-------- Data records
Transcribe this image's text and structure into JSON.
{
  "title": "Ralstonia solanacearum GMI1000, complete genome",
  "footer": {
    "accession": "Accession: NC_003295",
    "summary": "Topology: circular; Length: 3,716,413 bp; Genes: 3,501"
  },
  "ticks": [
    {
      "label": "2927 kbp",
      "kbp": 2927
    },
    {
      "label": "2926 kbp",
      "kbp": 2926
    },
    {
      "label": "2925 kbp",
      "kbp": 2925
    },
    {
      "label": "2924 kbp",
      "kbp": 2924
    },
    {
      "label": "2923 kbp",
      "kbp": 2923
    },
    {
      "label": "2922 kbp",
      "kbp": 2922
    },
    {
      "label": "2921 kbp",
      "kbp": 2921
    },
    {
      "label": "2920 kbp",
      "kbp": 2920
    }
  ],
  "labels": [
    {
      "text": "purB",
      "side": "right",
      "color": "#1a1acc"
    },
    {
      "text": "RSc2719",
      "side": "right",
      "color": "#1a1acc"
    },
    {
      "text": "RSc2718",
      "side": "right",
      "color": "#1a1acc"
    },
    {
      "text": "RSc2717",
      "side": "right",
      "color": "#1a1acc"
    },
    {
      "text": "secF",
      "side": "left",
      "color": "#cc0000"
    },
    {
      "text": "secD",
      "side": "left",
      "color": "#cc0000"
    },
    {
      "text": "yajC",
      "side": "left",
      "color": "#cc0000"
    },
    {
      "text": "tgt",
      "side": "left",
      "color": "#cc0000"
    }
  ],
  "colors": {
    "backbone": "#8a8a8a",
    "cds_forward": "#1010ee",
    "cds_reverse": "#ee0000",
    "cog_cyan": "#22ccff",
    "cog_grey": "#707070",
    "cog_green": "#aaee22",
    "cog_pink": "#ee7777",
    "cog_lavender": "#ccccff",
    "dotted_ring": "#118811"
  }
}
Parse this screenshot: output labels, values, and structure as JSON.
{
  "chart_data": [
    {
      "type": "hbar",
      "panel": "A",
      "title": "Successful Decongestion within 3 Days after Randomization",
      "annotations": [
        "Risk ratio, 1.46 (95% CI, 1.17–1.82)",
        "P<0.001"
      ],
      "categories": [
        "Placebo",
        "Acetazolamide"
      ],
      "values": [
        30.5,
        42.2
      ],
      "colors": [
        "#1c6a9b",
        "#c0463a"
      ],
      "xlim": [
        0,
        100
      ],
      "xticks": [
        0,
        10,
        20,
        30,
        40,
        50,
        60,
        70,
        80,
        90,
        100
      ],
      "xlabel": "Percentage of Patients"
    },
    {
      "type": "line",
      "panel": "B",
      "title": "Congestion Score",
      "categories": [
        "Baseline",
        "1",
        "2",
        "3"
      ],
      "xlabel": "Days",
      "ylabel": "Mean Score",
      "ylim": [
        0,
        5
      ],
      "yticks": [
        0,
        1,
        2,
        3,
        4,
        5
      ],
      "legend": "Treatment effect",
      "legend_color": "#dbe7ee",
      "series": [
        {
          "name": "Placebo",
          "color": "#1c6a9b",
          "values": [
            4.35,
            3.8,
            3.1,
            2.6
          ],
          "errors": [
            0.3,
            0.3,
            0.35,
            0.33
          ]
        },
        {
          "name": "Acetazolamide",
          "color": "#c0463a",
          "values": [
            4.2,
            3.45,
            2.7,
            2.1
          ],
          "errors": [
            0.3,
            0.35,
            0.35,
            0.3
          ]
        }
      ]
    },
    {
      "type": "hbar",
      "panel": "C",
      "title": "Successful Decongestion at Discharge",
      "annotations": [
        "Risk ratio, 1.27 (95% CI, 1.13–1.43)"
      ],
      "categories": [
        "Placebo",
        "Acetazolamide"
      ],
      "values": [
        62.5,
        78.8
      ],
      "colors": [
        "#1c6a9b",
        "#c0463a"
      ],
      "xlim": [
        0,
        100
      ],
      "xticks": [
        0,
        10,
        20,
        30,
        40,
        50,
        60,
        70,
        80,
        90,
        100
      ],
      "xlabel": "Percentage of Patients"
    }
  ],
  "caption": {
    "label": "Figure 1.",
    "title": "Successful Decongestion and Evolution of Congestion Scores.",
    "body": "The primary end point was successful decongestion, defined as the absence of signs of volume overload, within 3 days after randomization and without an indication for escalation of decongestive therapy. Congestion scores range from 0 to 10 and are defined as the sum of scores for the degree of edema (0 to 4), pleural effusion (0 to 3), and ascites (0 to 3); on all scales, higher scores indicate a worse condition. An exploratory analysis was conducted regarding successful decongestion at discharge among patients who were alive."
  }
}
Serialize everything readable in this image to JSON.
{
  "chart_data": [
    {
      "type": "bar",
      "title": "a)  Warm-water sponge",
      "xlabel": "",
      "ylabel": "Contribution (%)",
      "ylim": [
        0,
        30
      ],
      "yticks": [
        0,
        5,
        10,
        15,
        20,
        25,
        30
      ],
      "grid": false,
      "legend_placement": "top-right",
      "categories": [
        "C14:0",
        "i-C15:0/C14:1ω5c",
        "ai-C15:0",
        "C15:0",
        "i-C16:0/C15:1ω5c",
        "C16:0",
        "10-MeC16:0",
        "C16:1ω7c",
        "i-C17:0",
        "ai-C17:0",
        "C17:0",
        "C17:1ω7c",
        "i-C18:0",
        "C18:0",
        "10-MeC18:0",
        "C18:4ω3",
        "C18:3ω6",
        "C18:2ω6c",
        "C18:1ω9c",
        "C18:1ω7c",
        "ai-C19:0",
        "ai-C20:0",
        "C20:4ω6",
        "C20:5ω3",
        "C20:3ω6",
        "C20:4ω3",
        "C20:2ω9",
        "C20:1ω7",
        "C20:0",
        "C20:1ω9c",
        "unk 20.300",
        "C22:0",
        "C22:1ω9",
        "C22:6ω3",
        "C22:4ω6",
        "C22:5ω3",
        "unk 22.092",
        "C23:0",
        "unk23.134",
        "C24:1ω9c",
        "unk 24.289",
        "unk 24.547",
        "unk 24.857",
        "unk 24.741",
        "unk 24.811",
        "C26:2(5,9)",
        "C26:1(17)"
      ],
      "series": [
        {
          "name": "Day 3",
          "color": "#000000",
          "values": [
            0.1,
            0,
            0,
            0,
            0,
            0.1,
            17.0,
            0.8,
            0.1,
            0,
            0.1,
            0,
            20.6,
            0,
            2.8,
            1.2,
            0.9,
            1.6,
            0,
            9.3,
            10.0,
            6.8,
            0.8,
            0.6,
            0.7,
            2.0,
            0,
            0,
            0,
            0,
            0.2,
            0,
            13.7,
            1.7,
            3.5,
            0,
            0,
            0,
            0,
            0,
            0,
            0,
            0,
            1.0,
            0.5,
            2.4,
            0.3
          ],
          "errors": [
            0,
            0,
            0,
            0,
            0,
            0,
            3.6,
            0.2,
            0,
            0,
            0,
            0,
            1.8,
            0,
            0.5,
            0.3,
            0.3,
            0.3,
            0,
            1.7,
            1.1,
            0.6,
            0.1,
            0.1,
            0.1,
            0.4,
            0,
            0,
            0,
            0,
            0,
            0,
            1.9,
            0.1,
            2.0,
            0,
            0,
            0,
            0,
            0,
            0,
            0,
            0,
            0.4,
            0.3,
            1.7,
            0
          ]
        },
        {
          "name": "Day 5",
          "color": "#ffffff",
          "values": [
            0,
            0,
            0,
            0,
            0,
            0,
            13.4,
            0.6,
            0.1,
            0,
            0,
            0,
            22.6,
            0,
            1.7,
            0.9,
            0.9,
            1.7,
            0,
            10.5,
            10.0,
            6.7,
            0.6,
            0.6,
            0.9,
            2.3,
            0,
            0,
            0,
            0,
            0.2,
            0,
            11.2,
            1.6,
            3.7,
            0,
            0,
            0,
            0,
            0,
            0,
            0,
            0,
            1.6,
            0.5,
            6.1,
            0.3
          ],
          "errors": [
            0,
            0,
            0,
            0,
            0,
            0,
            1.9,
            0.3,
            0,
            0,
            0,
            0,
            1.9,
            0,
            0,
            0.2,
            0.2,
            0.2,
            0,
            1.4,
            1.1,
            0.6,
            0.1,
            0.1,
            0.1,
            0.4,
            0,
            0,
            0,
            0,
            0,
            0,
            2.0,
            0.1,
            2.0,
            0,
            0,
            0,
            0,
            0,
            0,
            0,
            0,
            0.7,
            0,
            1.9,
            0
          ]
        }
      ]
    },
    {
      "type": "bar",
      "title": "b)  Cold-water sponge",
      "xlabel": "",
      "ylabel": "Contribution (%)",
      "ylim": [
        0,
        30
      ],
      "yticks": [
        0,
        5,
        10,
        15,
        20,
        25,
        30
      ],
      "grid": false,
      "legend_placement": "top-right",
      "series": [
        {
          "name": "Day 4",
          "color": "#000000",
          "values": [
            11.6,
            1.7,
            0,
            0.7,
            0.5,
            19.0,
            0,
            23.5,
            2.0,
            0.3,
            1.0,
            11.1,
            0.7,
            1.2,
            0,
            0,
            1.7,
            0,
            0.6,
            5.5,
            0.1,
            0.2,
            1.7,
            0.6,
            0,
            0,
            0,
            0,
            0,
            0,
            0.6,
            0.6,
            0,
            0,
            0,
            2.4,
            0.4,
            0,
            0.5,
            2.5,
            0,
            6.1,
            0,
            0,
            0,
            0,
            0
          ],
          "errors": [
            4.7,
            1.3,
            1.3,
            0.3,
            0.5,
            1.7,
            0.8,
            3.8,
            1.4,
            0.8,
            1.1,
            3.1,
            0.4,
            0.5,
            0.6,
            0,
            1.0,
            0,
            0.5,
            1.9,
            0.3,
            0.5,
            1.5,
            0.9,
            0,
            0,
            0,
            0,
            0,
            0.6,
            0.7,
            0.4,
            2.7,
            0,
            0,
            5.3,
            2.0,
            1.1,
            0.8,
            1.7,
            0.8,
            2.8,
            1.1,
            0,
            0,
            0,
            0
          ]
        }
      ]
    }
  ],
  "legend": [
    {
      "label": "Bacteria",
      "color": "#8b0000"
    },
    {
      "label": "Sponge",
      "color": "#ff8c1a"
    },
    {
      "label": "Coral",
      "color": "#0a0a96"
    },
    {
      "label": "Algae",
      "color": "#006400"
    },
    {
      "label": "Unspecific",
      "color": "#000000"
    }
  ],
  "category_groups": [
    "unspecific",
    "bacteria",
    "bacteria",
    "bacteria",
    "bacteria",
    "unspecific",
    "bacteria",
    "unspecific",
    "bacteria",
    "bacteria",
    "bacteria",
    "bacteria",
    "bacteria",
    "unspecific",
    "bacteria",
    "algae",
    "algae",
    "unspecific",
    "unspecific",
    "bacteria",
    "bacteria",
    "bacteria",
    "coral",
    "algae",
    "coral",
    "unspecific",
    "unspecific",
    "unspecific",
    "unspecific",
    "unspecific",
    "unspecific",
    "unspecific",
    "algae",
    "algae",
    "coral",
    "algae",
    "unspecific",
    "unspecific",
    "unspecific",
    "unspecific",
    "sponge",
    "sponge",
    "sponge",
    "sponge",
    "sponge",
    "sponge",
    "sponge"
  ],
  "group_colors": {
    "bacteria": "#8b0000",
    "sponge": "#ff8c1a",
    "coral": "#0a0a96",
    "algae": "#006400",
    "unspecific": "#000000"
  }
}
----------------
Look through the entries above, find each line containing "name", and copy it.

§ **Exercise answer**:
          "name": "Placebo",
          "name": "Acetazolamide",
          "name": "Day 3",
          "name": "Day 5",
          "name": "Day 4",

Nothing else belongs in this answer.